Exercise goal - Extract from the article on India's win over the Philippines everything from "In the absence" down to "tournament in 2014.", copying it word for word.

Text passage -

_ _ _ _

*After famously upsetting China at the very same event in 2014, India beats higher ranked Philippines, 91-83, to open its 2016 FIBA Asia Challenge on a winning note. The side will face another tough opponent Chinese Taipei later this evening, in their second and final Group B game.*

New Delhi/Bengaluru, 10th September 2016: Late last night Amjyot Singh led an experienced Indian side in beating an amateur Philippines, 91 to 83, to begin India’s 2016 FIBA Asia Challenge on a winning note. The tournament tipped off yesterday at the Twelve Thousand People Sport Hall in Tehran, Iran, and will conclude on 18th September.

While India’s (ranked 53rd in the world) win over higher ranked Philippines (WR-27) is creditable, it is important to note that this Philippines side comprises younger players, without any veteran member in the team. Barring the international experience angle though, on paper, both teams were identically matched in average height (6’ 4’’) and age (24 years).

In the absence of seniors from Philippines’s professional league (‘PBA’), India did well to capitalize and overturn its 66-70 loss to Philippines’ main side at the previous edition of the tournament in 2014.

The FIBA Asia Challenge (formerly the FIBA Asia Cup) is turning into a happy hunting ground for India Basketball. It is to be recalled that at the very same event back in 2014, the senior men’s team had famously upset China for the first time in history.

_ _ _ _

Dataset -
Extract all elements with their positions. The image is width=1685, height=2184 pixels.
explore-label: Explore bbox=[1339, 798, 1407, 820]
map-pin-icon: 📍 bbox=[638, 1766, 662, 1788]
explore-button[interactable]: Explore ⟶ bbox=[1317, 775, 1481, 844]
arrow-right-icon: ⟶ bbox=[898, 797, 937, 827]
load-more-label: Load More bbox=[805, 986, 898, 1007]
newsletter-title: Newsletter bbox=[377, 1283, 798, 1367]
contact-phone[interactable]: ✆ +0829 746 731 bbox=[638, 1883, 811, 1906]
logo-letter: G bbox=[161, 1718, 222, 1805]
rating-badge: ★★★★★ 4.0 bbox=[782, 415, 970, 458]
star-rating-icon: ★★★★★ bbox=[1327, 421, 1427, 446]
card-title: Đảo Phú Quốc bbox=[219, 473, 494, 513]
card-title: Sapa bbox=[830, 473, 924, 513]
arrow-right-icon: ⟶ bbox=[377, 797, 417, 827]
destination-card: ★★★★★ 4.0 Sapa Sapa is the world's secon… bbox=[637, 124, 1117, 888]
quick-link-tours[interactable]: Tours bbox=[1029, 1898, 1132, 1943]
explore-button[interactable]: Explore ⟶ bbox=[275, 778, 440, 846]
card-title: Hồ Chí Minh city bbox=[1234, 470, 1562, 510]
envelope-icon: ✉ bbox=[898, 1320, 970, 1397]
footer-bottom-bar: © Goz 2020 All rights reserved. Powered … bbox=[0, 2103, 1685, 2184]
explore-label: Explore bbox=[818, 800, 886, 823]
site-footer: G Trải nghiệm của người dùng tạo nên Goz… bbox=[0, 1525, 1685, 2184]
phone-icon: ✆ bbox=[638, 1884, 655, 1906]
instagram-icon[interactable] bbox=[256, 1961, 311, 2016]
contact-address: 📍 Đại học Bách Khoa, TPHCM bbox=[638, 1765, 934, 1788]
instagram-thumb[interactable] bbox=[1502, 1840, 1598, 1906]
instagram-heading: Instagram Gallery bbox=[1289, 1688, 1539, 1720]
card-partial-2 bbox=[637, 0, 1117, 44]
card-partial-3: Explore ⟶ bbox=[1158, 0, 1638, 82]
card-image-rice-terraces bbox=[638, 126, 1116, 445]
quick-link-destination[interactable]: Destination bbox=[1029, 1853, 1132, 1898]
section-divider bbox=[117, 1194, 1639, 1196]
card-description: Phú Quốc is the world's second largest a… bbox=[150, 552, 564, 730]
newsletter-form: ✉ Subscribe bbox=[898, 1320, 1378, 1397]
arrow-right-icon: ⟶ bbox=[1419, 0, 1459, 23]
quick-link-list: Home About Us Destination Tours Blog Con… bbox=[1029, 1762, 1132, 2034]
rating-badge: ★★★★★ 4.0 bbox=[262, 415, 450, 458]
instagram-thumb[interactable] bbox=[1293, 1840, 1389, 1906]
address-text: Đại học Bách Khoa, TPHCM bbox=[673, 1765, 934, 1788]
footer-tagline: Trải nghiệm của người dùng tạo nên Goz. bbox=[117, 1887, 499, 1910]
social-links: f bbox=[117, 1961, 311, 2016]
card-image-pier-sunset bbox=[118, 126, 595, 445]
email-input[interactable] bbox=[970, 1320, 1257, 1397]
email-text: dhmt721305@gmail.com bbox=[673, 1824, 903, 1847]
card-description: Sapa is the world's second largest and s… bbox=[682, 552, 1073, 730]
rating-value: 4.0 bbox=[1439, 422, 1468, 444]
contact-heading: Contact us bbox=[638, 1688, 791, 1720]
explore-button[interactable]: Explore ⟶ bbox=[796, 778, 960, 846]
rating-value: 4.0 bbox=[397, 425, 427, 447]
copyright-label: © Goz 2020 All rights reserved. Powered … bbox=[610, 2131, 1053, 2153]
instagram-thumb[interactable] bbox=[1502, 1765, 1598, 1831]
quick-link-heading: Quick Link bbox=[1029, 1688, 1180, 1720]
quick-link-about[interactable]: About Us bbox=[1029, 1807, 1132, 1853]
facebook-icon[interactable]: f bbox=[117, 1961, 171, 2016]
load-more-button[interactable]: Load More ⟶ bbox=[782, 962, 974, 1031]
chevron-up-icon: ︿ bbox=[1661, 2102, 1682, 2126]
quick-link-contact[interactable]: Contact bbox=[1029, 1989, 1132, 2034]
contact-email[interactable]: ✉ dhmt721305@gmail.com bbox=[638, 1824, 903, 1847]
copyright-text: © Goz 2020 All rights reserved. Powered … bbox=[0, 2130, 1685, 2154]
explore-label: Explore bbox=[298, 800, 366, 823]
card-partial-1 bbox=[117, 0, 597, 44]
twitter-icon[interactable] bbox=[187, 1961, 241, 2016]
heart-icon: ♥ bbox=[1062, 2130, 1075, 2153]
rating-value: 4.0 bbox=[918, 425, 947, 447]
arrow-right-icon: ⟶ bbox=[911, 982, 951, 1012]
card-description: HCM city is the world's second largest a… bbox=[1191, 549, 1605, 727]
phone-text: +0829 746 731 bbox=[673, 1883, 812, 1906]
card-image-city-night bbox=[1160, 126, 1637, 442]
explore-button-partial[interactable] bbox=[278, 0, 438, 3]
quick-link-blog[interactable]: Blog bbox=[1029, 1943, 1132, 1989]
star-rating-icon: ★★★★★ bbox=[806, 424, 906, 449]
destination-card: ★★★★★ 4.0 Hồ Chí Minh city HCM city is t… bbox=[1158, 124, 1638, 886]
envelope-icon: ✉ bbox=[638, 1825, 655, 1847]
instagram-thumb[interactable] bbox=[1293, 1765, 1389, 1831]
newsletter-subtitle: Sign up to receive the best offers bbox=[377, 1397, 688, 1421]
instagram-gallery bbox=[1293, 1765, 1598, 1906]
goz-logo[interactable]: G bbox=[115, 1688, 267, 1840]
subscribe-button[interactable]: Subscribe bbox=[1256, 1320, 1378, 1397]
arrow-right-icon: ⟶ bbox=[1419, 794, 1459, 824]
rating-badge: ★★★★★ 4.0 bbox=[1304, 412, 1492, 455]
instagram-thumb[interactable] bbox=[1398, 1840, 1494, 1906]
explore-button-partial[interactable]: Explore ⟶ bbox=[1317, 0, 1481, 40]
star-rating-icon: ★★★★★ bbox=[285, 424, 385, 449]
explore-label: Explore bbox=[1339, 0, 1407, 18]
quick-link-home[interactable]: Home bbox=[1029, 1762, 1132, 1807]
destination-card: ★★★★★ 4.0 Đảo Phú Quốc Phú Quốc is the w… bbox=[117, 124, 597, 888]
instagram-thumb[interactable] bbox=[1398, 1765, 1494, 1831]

_ _ _ _

Task output -
In the absence of seniors from Philippines’s professional league (‘PBA’), India did well to capitalize and overturn its 66-70 loss to Philippines’ main side at the previous edition of the tournament in 2014.